→ What you are asked to do
Identify each line below containing the string "attorneys" and copy it.

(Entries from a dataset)
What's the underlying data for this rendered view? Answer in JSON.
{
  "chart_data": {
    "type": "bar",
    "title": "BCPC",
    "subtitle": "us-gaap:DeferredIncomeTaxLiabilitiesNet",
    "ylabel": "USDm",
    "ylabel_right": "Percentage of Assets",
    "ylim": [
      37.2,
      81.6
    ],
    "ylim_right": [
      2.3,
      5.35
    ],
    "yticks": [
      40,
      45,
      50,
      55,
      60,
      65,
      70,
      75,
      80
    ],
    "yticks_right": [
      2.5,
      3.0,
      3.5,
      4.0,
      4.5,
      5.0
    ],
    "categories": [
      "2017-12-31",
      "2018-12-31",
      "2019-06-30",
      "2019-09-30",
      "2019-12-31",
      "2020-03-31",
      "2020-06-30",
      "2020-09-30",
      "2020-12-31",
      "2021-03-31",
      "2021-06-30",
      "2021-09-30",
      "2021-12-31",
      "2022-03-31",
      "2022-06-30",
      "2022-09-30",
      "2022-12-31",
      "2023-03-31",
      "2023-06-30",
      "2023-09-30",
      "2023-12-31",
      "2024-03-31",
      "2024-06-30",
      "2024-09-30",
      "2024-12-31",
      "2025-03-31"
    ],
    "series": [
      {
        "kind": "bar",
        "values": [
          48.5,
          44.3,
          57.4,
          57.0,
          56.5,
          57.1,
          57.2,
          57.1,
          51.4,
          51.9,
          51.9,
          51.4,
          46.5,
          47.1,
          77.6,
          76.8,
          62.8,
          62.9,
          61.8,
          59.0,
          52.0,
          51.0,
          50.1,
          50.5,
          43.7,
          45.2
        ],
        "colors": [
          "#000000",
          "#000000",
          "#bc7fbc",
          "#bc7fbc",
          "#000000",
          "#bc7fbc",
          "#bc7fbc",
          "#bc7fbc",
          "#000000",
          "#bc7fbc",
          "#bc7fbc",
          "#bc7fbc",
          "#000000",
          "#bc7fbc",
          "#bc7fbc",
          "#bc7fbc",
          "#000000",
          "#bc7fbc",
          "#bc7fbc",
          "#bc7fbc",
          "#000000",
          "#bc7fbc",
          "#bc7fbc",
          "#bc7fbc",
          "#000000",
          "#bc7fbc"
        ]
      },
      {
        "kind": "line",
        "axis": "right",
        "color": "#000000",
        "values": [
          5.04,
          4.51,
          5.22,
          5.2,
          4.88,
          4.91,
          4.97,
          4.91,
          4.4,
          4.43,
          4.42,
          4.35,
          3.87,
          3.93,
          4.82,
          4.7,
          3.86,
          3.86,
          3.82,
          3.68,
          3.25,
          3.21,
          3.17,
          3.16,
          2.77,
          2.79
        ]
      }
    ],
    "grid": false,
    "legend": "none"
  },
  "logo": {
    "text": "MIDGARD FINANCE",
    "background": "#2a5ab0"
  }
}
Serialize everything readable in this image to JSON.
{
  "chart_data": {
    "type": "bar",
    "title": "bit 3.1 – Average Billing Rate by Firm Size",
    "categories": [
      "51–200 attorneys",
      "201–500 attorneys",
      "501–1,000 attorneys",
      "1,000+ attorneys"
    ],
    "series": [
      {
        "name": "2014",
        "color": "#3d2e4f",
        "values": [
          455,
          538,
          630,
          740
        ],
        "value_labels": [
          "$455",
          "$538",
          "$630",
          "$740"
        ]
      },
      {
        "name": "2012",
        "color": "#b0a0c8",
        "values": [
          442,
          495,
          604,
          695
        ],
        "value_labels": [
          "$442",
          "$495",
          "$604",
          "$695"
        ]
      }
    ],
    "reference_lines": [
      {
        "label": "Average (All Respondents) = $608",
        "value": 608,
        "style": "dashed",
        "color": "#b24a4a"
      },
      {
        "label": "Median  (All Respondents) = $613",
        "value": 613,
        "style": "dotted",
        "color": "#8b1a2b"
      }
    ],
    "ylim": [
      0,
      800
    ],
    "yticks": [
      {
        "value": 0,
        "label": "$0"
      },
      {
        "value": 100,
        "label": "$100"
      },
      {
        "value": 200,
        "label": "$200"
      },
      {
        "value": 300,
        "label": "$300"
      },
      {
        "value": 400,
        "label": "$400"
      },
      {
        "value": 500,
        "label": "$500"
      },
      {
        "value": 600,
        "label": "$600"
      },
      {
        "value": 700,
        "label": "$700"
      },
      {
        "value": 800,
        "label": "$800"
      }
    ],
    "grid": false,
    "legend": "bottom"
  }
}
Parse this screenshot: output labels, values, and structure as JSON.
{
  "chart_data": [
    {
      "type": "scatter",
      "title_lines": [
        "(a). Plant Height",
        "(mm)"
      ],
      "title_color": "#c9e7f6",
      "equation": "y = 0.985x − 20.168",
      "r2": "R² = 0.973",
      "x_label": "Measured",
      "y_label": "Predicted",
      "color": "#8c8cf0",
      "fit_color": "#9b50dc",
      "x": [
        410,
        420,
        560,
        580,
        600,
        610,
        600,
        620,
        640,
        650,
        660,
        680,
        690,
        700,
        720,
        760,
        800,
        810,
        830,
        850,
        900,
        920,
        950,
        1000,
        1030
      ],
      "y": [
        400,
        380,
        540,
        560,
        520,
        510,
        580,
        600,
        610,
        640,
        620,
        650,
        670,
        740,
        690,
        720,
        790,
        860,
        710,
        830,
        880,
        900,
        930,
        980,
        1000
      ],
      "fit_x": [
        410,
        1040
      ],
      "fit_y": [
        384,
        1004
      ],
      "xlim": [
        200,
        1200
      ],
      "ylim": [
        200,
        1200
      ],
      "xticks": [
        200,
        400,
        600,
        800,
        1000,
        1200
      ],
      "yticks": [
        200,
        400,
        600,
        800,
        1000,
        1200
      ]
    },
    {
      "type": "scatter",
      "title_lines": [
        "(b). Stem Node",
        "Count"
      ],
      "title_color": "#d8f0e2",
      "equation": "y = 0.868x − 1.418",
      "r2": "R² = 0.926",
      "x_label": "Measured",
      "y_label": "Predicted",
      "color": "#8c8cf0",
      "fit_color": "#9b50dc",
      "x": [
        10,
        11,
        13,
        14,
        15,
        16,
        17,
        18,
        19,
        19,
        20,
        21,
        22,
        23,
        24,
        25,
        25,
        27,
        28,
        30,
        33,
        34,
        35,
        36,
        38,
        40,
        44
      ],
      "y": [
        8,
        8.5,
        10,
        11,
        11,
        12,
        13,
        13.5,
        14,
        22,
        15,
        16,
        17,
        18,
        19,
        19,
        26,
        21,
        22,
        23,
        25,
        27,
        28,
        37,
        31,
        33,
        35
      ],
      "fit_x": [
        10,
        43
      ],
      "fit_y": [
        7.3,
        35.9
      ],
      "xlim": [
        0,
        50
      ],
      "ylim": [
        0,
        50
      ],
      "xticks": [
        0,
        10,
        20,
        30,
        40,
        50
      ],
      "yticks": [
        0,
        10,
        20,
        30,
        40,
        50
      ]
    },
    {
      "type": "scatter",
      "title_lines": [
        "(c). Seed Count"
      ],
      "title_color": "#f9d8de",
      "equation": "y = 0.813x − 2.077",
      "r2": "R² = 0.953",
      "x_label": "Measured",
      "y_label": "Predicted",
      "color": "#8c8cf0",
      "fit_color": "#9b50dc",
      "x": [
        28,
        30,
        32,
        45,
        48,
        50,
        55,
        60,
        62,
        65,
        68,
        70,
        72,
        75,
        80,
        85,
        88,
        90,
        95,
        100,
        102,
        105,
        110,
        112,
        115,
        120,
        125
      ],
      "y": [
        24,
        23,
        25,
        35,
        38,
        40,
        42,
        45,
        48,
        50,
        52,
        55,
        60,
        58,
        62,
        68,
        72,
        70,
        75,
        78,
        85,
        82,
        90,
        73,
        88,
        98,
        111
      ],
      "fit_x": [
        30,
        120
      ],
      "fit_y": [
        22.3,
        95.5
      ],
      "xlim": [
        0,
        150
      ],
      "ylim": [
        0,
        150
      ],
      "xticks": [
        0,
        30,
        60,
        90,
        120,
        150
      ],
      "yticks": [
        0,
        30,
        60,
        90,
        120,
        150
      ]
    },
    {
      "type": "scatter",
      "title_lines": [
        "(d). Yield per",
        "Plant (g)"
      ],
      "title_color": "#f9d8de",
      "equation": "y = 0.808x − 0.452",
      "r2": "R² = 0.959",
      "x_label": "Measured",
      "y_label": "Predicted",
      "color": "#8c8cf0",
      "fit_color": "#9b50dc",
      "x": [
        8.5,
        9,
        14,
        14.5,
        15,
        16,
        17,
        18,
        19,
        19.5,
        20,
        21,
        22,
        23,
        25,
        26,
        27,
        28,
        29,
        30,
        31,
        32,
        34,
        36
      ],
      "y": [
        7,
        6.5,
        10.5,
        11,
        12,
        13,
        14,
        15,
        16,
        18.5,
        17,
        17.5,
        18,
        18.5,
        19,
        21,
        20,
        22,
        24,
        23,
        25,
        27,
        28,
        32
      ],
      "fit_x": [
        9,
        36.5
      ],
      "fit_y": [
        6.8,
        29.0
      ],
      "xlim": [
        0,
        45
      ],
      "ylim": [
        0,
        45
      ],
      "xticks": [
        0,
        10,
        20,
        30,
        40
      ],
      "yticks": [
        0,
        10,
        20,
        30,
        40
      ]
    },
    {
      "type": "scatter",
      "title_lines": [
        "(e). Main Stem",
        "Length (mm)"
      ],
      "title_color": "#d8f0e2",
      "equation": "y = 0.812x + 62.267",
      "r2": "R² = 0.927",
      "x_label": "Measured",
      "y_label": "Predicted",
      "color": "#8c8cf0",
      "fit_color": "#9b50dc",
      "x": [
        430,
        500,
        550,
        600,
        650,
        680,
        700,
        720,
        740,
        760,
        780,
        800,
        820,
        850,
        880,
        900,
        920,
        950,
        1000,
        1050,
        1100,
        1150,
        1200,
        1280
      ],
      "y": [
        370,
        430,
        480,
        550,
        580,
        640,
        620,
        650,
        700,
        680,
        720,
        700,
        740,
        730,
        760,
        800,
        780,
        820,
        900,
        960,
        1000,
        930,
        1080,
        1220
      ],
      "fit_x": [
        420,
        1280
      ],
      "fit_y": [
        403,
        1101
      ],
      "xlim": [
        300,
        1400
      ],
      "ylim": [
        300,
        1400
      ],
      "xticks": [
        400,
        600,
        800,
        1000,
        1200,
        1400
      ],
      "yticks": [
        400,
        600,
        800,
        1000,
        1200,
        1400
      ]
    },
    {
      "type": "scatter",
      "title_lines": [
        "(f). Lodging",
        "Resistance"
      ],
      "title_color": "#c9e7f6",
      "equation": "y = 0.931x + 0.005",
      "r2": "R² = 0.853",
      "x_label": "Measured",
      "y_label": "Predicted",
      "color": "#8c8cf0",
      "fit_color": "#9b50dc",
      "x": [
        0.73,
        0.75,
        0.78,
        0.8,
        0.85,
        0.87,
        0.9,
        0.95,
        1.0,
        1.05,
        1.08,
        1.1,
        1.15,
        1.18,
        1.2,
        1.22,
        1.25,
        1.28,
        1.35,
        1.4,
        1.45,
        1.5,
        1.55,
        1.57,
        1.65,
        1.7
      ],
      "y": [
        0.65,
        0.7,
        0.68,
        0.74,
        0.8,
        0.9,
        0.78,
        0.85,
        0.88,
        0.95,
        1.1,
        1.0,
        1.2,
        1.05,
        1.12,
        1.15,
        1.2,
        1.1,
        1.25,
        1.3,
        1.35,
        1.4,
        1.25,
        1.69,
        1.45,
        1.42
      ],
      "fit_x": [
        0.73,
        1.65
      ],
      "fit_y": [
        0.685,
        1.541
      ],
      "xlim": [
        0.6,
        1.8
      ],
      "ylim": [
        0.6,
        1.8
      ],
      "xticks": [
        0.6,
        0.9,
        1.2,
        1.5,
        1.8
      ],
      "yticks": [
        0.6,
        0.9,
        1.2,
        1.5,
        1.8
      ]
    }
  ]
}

→ Final answer
      "51–200 attorneys",
      "201–500 attorneys",
      "501–1,000 attorneys",
      "1,000+ attorneys"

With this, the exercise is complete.